[Directions]: Output every entry exactly as written.

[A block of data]
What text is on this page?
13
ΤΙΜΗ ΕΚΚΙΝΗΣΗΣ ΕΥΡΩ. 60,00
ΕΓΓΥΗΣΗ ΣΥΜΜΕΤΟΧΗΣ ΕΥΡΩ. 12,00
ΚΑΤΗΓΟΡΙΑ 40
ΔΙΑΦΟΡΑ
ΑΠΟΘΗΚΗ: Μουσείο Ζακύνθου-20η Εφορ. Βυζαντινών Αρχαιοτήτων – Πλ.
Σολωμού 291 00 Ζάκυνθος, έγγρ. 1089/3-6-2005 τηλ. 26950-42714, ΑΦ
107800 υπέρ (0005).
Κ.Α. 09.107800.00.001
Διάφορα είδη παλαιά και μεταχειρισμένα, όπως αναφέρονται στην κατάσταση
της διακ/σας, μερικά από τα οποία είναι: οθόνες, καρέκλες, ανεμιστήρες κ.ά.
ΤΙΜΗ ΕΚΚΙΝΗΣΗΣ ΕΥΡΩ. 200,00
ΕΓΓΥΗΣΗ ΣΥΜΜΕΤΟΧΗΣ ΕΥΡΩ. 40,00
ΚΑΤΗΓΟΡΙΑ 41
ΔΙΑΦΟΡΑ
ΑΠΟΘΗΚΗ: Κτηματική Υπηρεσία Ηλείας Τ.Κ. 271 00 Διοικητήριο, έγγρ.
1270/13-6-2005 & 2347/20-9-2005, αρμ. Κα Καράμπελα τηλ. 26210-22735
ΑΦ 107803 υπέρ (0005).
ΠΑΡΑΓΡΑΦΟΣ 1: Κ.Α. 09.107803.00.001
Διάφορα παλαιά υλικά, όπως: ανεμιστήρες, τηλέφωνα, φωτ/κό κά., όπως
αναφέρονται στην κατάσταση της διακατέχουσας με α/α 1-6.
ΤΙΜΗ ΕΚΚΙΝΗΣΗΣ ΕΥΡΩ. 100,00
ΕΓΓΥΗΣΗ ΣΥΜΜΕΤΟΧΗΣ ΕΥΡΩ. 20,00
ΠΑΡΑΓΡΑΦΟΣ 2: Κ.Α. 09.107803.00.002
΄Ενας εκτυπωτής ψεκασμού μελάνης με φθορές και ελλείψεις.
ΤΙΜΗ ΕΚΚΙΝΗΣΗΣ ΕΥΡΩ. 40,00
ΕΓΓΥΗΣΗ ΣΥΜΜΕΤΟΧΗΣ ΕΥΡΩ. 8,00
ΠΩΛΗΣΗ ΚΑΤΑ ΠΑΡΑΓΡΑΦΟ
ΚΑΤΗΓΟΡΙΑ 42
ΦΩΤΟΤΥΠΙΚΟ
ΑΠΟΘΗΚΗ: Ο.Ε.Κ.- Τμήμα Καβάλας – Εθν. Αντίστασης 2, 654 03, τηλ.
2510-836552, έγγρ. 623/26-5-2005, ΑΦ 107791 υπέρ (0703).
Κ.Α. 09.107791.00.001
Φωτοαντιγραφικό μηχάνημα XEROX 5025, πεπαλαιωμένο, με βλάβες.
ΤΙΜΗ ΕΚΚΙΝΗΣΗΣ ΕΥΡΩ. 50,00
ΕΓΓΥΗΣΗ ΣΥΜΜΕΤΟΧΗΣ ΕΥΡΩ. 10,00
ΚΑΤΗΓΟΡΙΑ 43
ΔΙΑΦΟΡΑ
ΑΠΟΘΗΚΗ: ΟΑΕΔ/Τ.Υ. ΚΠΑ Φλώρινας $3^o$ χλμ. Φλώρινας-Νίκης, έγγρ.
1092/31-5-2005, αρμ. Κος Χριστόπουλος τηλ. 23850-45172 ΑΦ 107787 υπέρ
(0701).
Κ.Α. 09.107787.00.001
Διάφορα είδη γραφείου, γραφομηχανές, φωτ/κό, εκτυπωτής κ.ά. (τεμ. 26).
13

[Task response]:
What text is on this page?
13
ΤΙΜΗ ΕΚΚΙΝΗΣΗΣ ΕΥΡΩ. 60,00
ΕΓΓΥΗΣΗ ΣΥΜΜΕΤΟΧΗΣ ΕΥΡΩ. 12,00
ΚΑΤΗΓΟΡΙΑ 40
ΔΙΑΦΟΡΑ
ΑΠΟΘΗΚΗ: Μουσείο Ζακύνθου-20η Εφορ. Βυζαντινών Αρχαιοτήτων – Πλ.
Σολωμού 291 00 Ζάκυνθος, έγγρ. 1089/3-6-2005 τηλ. 26950-42714, ΑΦ
107800 υπέρ (0005).
Κ.Α. 09.107800.00.001
Διάφορα είδη παλαιά και μεταχειρισμένα, όπως αναφέρονται στην κατάσταση
της διακ/σας, μερικά από τα οποία είναι: οθόνες, καρέκλες, ανεμιστήρες κ.ά.
ΤΙΜΗ ΕΚΚΙΝΗΣΗΣ ΕΥΡΩ. 200,00
ΕΓΓΥΗΣΗ ΣΥΜΜΕΤΟΧΗΣ ΕΥΡΩ. 40,00
ΚΑΤΗΓΟΡΙΑ 41
ΔΙΑΦΟΡΑ
ΑΠΟΘΗΚΗ: Κτηματική Υπηρεσία Ηλείας Τ.Κ. 271 00 Διοικητήριο, έγγρ.
1270/13-6-2005 & 2347/20-9-2005, αρμ. Κα Καράμπελα τηλ. 26210-22735
ΑΦ 107803 υπέρ (0005).
ΠΑΡΑΓΡΑΦΟΣ 1: Κ.Α. 09.107803.00.001
Διάφορα παλαιά υλικά, όπως: ανεμιστήρες, τηλέφωνα, φωτ/κό κά., όπως
αναφέρονται στην κατάσταση της διακατέχουσας με α/α 1-6.
ΤΙΜΗ ΕΚΚΙΝΗΣΗΣ ΕΥΡΩ. 100,00
ΕΓΓΥΗΣΗ ΣΥΜΜΕΤΟΧΗΣ ΕΥΡΩ. 20,00
ΠΑΡΑΓΡΑΦΟΣ 2: Κ.Α. 09.107803.00.002
΄Ενας εκτυπωτής ψεκασμού μελάνης με φθορές και ελλείψεις.
ΤΙΜΗ ΕΚΚΙΝΗΣΗΣ ΕΥΡΩ. 40,00
ΕΓΓΥΗΣΗ ΣΥΜΜΕΤΟΧΗΣ ΕΥΡΩ. 8,00
ΠΩΛΗΣΗ ΚΑΤΑ ΠΑΡΑΓΡΑΦΟ
ΚΑΤΗΓΟΡΙΑ 42
ΦΩΤΟΤΥΠΙΚΟ
ΑΠΟΘΗΚΗ: Ο.Ε.Κ.- Τμήμα Καβάλας – Εθν. Αντίστασης 2, 654 03, τηλ.
2510-836552, έγγρ. 623/26-5-2005, ΑΦ 107791 υπέρ (0703).
Κ.Α. 09.107791.00.001
Φωτοαντιγραφικό μηχάνημα XEROX 5025, πεπαλαιωμένο, με βλάβες.
ΤΙΜΗ ΕΚΚΙΝΗΣΗΣ ΕΥΡΩ. 50,00
ΕΓΓΥΗΣΗ ΣΥΜΜΕΤΟΧΗΣ ΕΥΡΩ. 10,00
ΚΑΤΗΓΟΡΙΑ 43
ΔΙΑΦΟΡΑ
ΑΠΟΘΗΚΗ: ΟΑΕΔ/Τ.Υ. ΚΠΑ Φλώρινας $3^o$ χλμ. Φλώρινας-Νίκης, έγγρ.
1092/31-5-2005, αρμ. Κος Χριστόπουλος τηλ. 23850-45172 ΑΦ 107787 υπέρ
(0701).
Κ.Α. 09.107787.00.001
Διάφορα είδη γραφείου, γραφομηχανές, φωτ/κό, εκτυπωτής κ.ά. (τεμ. 26).
13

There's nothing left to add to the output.